— BEGIN DATASET EXCERPTS —

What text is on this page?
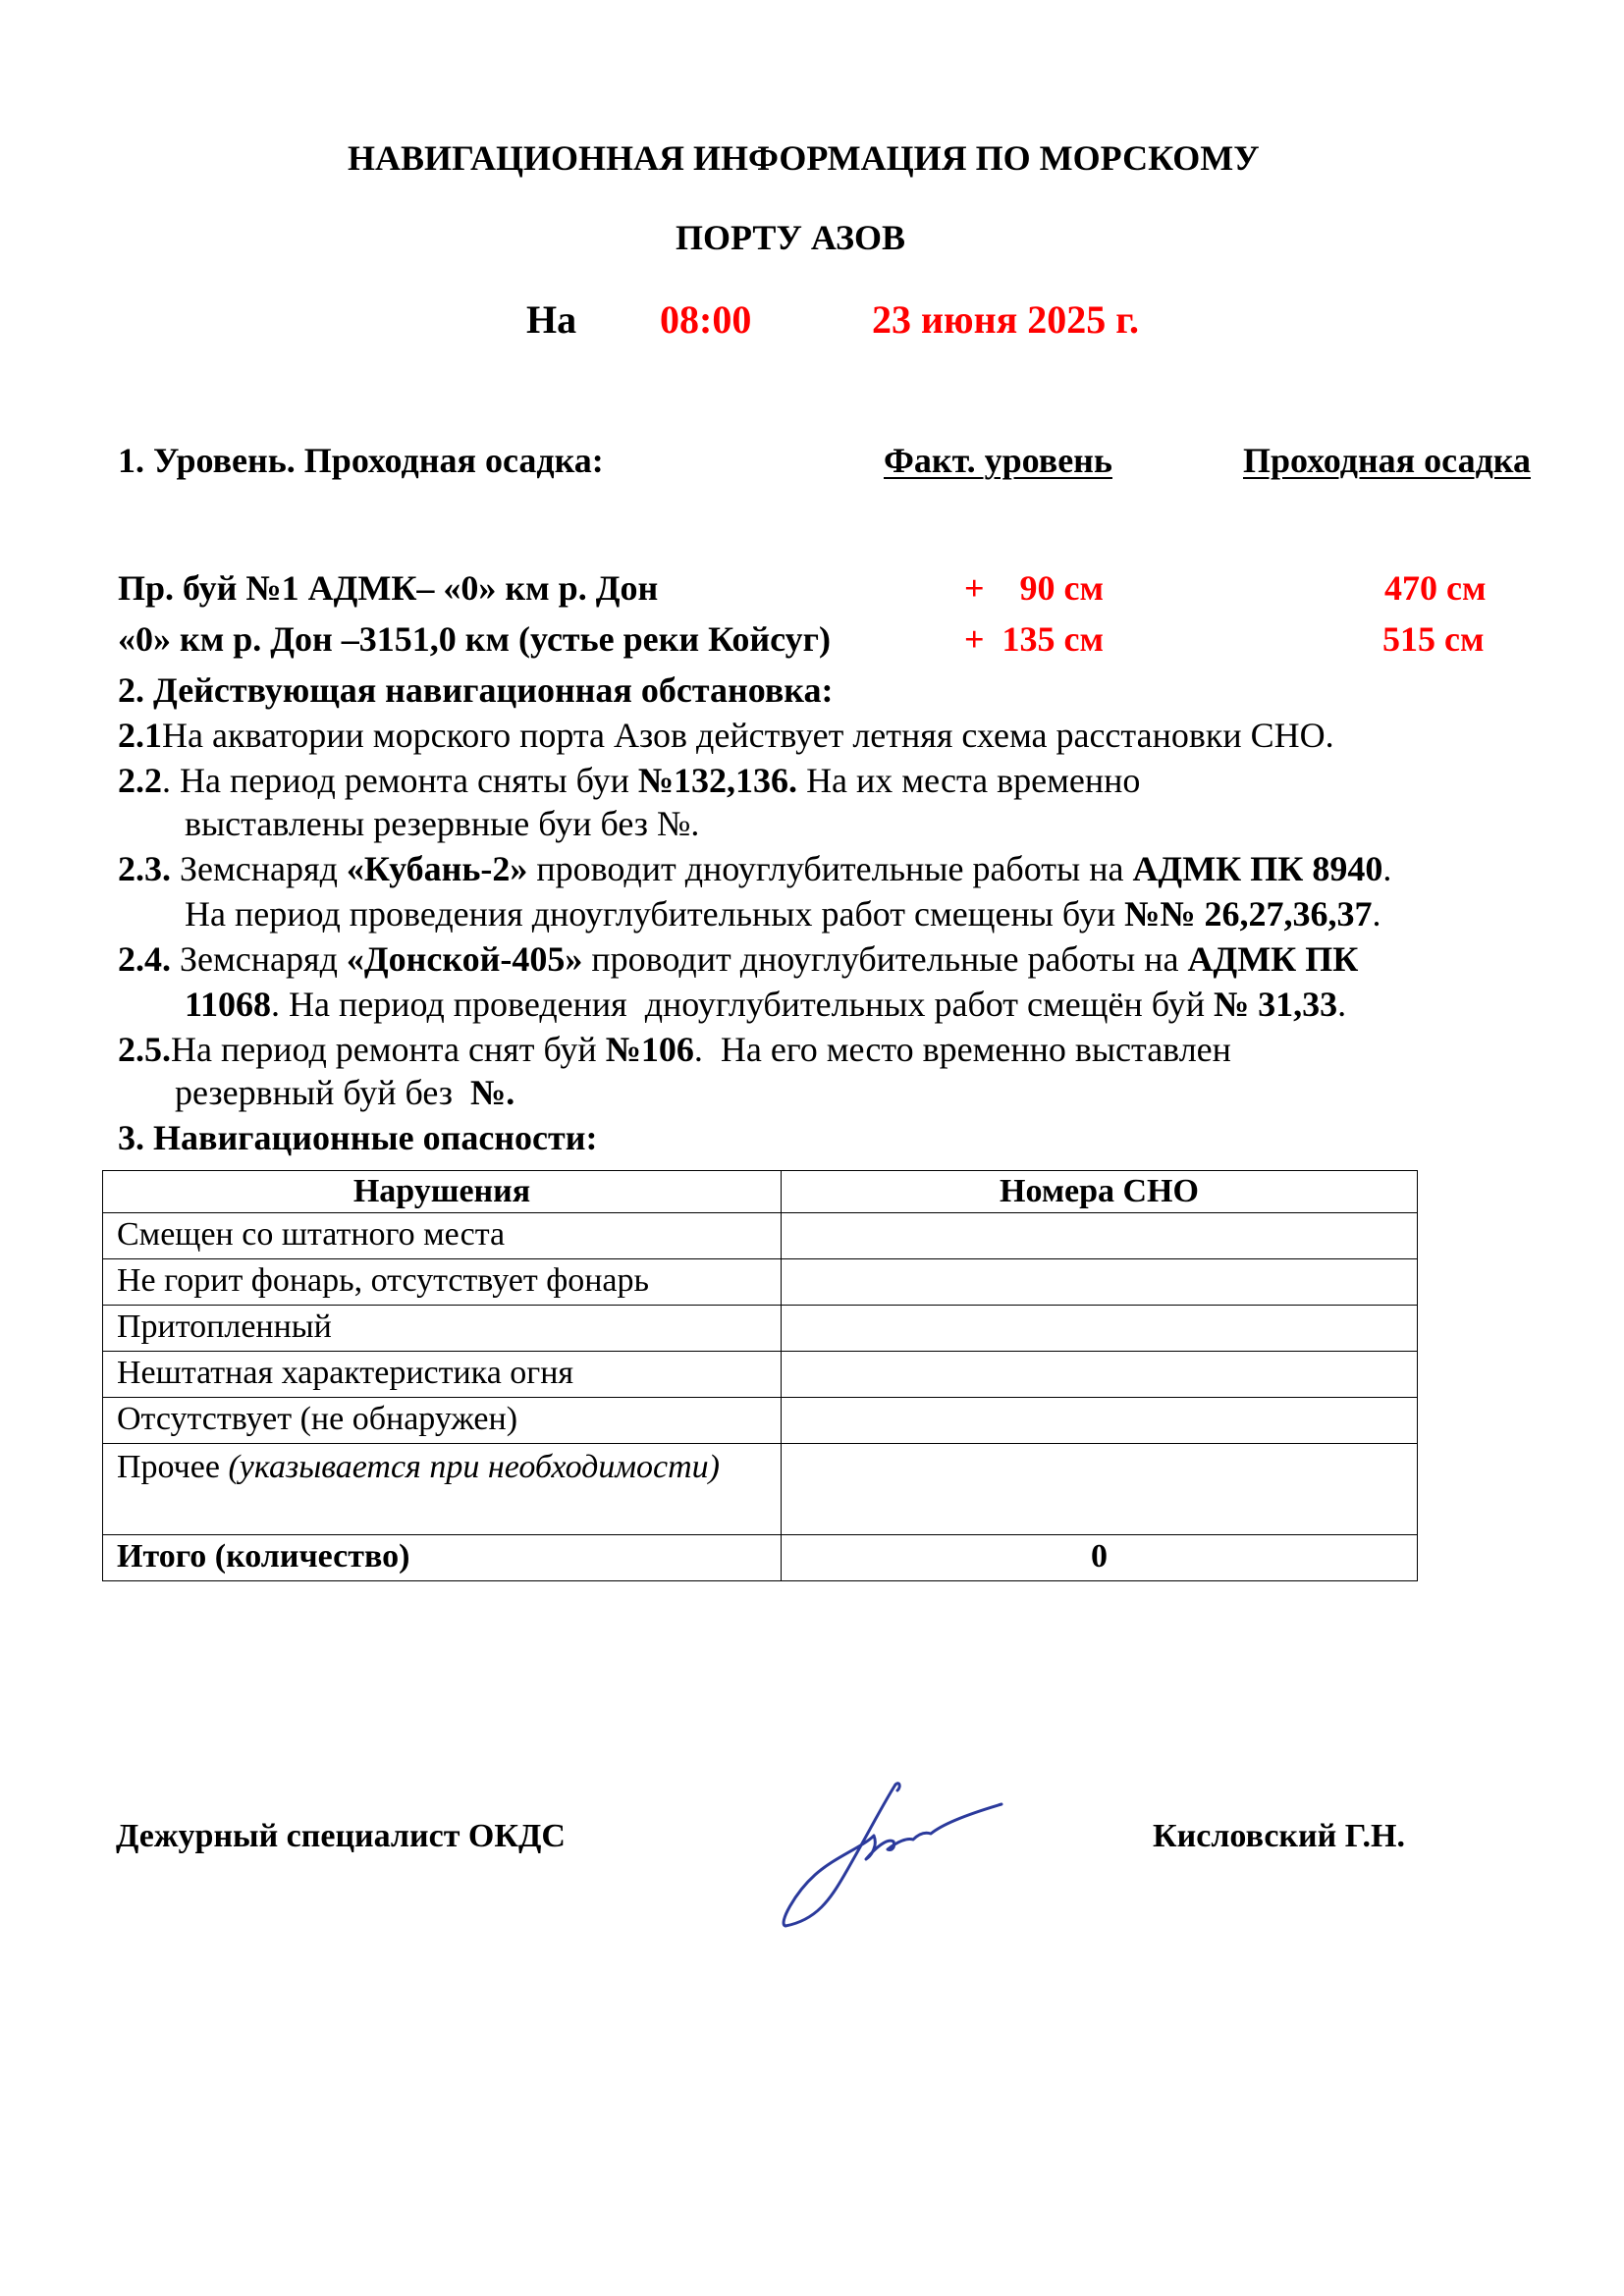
НАВИГАЦИОННАЯ ИНФОРМАЦИЯ ПО МОРСКОМУ
ПОРТУ АЗОВ
На 08:00	23 июня 2025 г.
1. Уровень. Проходная осадка:	Факт. уровень	Проходная осадка
Пр. буй №1 АДМК– «0» км р. Дон	+    90 см	470 см
«0» км р. Дон –3151,0 км (устье реки Койсуг)	+  135 см	515 см
2. Действующая навигационная обстановка:
2.1На акватории морского порта Азов действует летняя схема расстановки СНО.
2.2. На период ремонта сняты буи №132,136. На их места временно
выставлены резервные буи без №.
2.3. Земснаряд «Кубань-2» проводит дноуглубительные работы на АДМК ПК 8940.
На период проведения дноуглубительных работ смещены буи №№ 26,27,36,37.
2.4. Земснаряд «Донской-405» проводит дноуглубительные работы на АДМК ПК
11068. На период проведения  дноуглубительных работ смещён буй № 31,33.
2.5.На период ремонта снят буй №106.  На его место временно выставлен
резервный буй без  №.
3. Навигационные опасности:
Нарушения	Номера СНО
Смещен со штатного места	
Не горит фонарь, отсутствует фонарь	
Притопленный	
Нештатная характеристика огня	
Отсутствует (не обнаружен)	
Прочее (указывается при необходимости)	
Итого (количество)	0
Дежурный специалист ОКДС	Кисловский Г.Н.
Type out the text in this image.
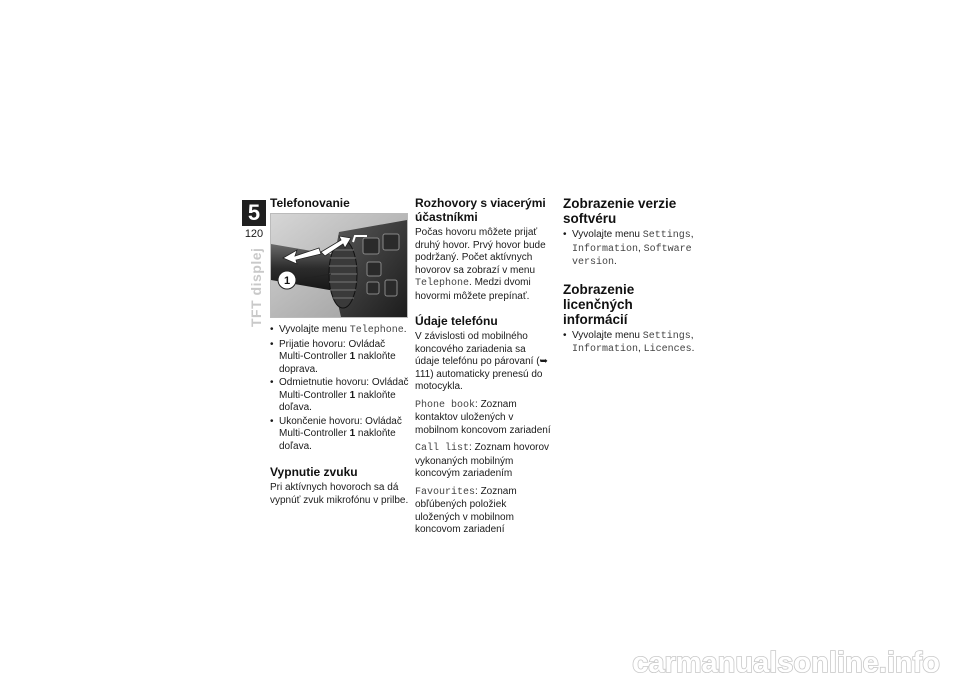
5
120
TFT displej
Telefonovanie
1
• Vyvolajte menu Telephone.
• Prijatie hovoru: Ovládač Multi-Controller 1 nakloňte doprava.
• Odmietnutie hovoru: Ovládač Multi-Controller 1 nakloňte doľava.
• Ukončenie hovoru: Ovládač Multi-Controller 1 nakloňte doľava.
Vypnutie zvuku

Pri aktívnych hovoroch sa dá vypnúť zvuk mikrofónu v prilbe.

Rozhovory s viacerými účastníkmi

Počas hovoru môžete prijať druhý hovor. Prvý hovor bude podržaný. Počet aktívnych hovorov sa zobrazí v menu Telephone. Medzi dvomi hovormi môžete prepínať.

Údaje telefónu

V závislosti od mobilného koncového zariadenia sa údaje telefónu po párovaní (➥ 111) automaticky prenesú do motocykla.

Phone book: Zoznam kontaktov uložených v mobilnom koncovom zariadení

Call list: Zoznam hovorov vykonaných mobilným koncovým zariadením

Favourites: Zoznam obľúbených položiek uložených v mobilnom koncovom zariadení

Zobrazenie verzie softvéru
• Vyvolajte menu Settings, Information, Software version.
Zobrazenie licenčných informácií
• Vyvolajte menu Settings, Information, Licences.
carmanualsonline.info
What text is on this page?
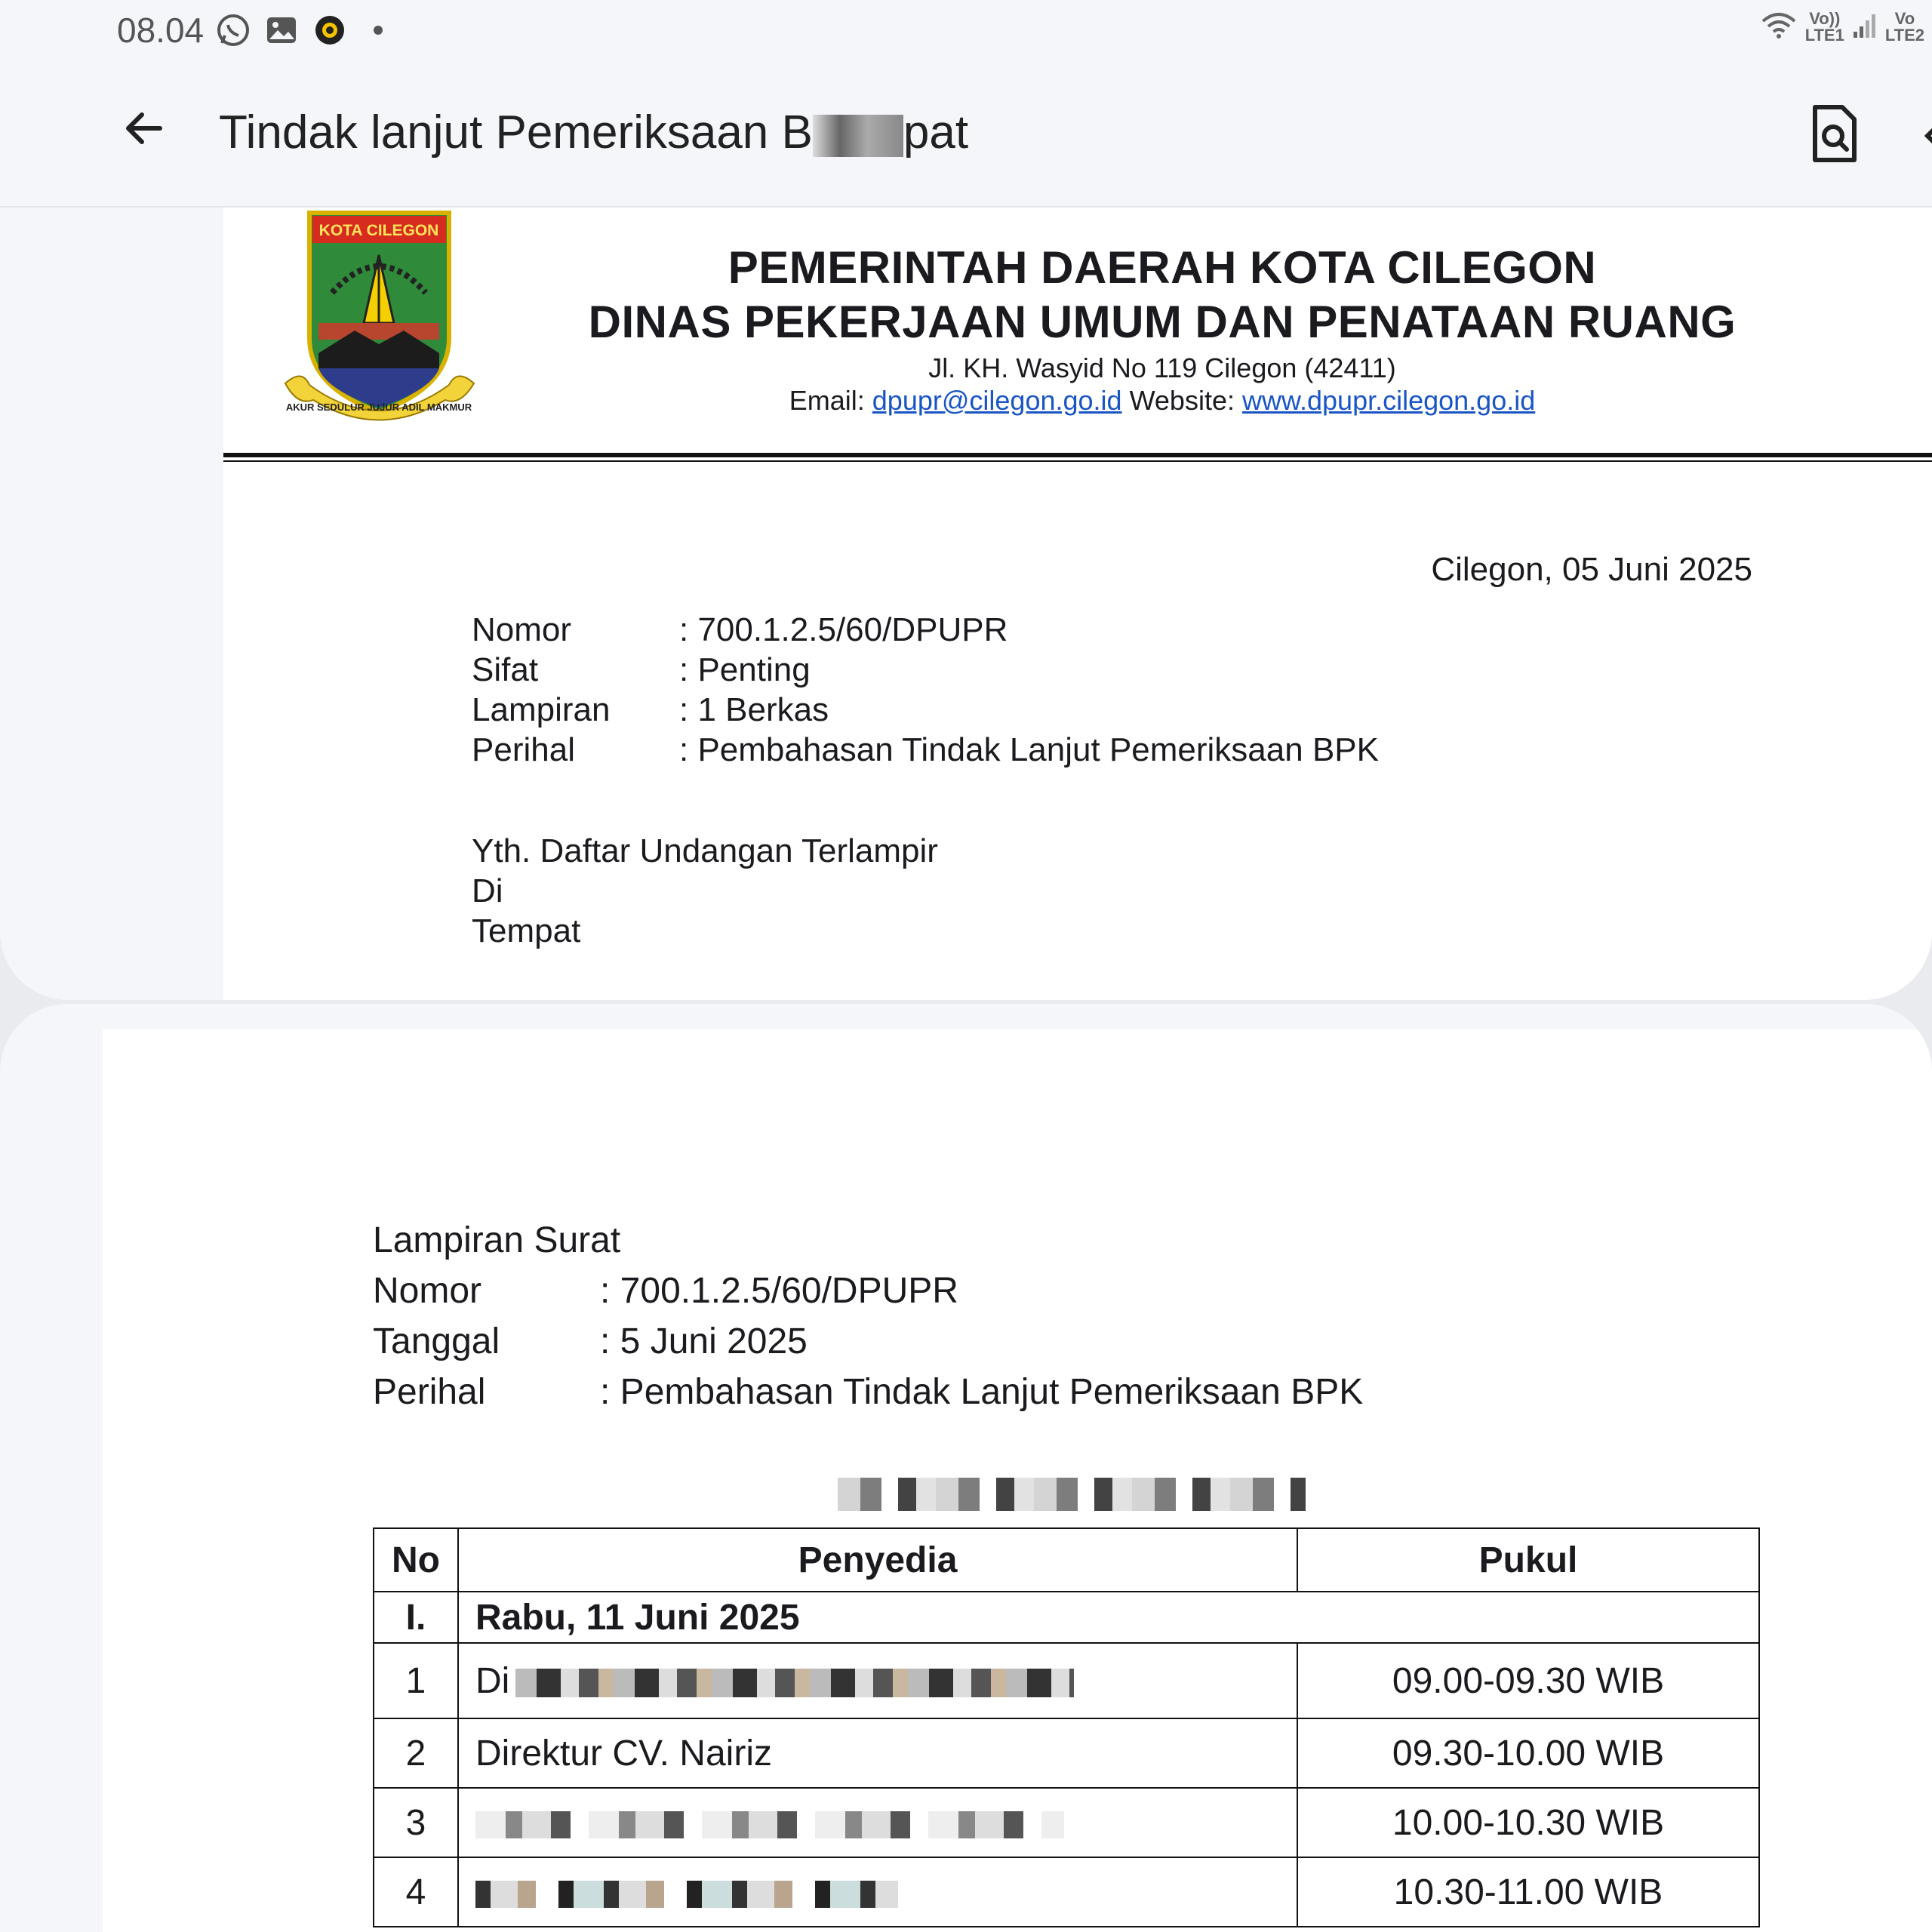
08.04	Vo))
LTE1
Vo
LTE2
Tindak lanjut Pemeriksaan B pat
KOTA CILEGON
AKUR SEDULUR JUJUR ADIL MAKMUR
PEMERINTAH DAERAH KOTA CILEGON
DINAS PEKERJAAN UMUM DAN PENATAAN RUANG
Jl. KH. Wasyid No 119 Cilegon (42411)
Email: dpupr@cilegon.go.id Website: www.dpupr.cilegon.go.id
Cilegon, 05 Juni 2025
Nomor	: 700.1.2.5/60/DPUPR
Sifat	: Penting
Lampiran : 1 Berkas
Perihal	: Pembahasan Tindak Lanjut Pemeriksaan BPK
Yth. Daftar Undangan Terlampir
Di
Tempat
Lampiran Surat
Nomor	: 700.1.2.5/60/DPUPR
Tanggal	: 5 Juni 2025
Perihal	: Pembahasan Tindak Lanjut Pemeriksaan BPK
No	Penyedia	Pukul
I.	Rabu, 11 Juni 2025	
1	Di	09.00-09.30 WIB
2	Direktur CV. Nairiz	09.30-10.00 WIB
3		10.00-10.30 WIB
4		10.30-11.00 WIB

— END DATASET EXCERPTS —

Copy the records above exactly, omitting every picture.

What text is on this page?
НАВИГАЦИОННАЯ ИНФОРМАЦИЯ ПО МОРСКОМУ
ПОРТУ АЗОВ
На 08:00	23 июня 2025 г.
1. Уровень. Проходная осадка:	Факт. уровень	Проходная осадка
Пр. буй №1 АДМК– «0» км р. Дон	+    90 см	470 см
«0» км р. Дон –3151,0 км (устье реки Койсуг)	+  135 см	515 см
2. Действующая навигационная обстановка:
2.1На акватории морского порта Азов действует летняя схема расстановки СНО.
2.2. На период ремонта сняты буи №132,136. На их места временно
выставлены резервные буи без №.
2.3. Земснаряд «Кубань-2» проводит дноуглубительные работы на АДМК ПК 8940.
На период проведения дноуглубительных работ смещены буи №№ 26,27,36,37.
2.4. Земснаряд «Донской-405» проводит дноуглубительные работы на АДМК ПК
11068. На период проведения  дноуглубительных работ смещён буй № 31,33.
2.5.На период ремонта снят буй №106.  На его место временно выставлен
резервный буй без  №.
3. Навигационные опасности:
Нарушения	Номера СНО
Смещен со штатного места	
Не горит фонарь, отсутствует фонарь	
Притопленный	
Нештатная характеристика огня	
Отсутствует (не обнаружен)	
Прочее (указывается при необходимости)	
Итого (количество)	0
Дежурный специалист ОКДС	Кисловский Г.Н.
Type out the text in this image.
5
120
TFT displej
Telefonovanie
1
• Vyvolajte menu Telephone.
• Prijatie hovoru: Ovládač Multi-Controller 1 nakloňte doprava.
• Odmietnutie hovoru: Ovládač Multi-Controller 1 nakloňte doľava.
• Ukončenie hovoru: Ovládač Multi-Controller 1 nakloňte doľava.
Vypnutie zvuku

Pri aktívnych hovoroch sa dá vypnúť zvuk mikrofónu v prilbe.

Rozhovory s viacerými účastníkmi

Počas hovoru môžete prijať druhý hovor. Prvý hovor bude podržaný. Počet aktívnych hovorov sa zobrazí v menu Telephone. Medzi dvomi hovormi môžete prepínať.

Údaje telefónu

V závislosti od mobilného koncového zariadenia sa údaje telefónu po párovaní (➥ 111) automaticky prenesú do motocykla.

Phone book: Zoznam kontaktov uložených v mobilnom koncovom zariadení

Call list: Zoznam hovorov vykonaných mobilným koncovým zariadením

Favourites: Zoznam obľúbených položiek uložených v mobilnom koncovom zariadení

Zobrazenie verzie softvéru
• Vyvolajte menu Settings, Information, Software version.
Zobrazenie licenčných informácií
• Vyvolajte menu Settings, Information, Licences.
carmanualsonline.info
What text is on this page?
08.04	Vo))
LTE1
Vo
LTE2
Tindak lanjut Pemeriksaan B pat
KOTA CILEGON
AKUR SEDULUR JUJUR ADIL MAKMUR
PEMERINTAH DAERAH KOTA CILEGON
DINAS PEKERJAAN UMUM DAN PENATAAN RUANG
Jl. KH. Wasyid No 119 Cilegon (42411)
Email: dpupr@cilegon.go.id Website: www.dpupr.cilegon.go.id
Cilegon, 05 Juni 2025
Nomor	: 700.1.2.5/60/DPUPR
Sifat	: Penting
Lampiran : 1 Berkas
Perihal	: Pembahasan Tindak Lanjut Pemeriksaan BPK
Yth. Daftar Undangan Terlampir
Di
Tempat
Lampiran Surat
Nomor	: 700.1.2.5/60/DPUPR
Tanggal	: 5 Juni 2025
Perihal	: Pembahasan Tindak Lanjut Pemeriksaan BPK
No	Penyedia	Pukul
I.	Rabu, 11 Juni 2025	
1	Di	09.00-09.30 WIB
2	Direktur CV. Nairiz	09.30-10.00 WIB
3		10.00-10.30 WIB
4		10.30-11.00 WIB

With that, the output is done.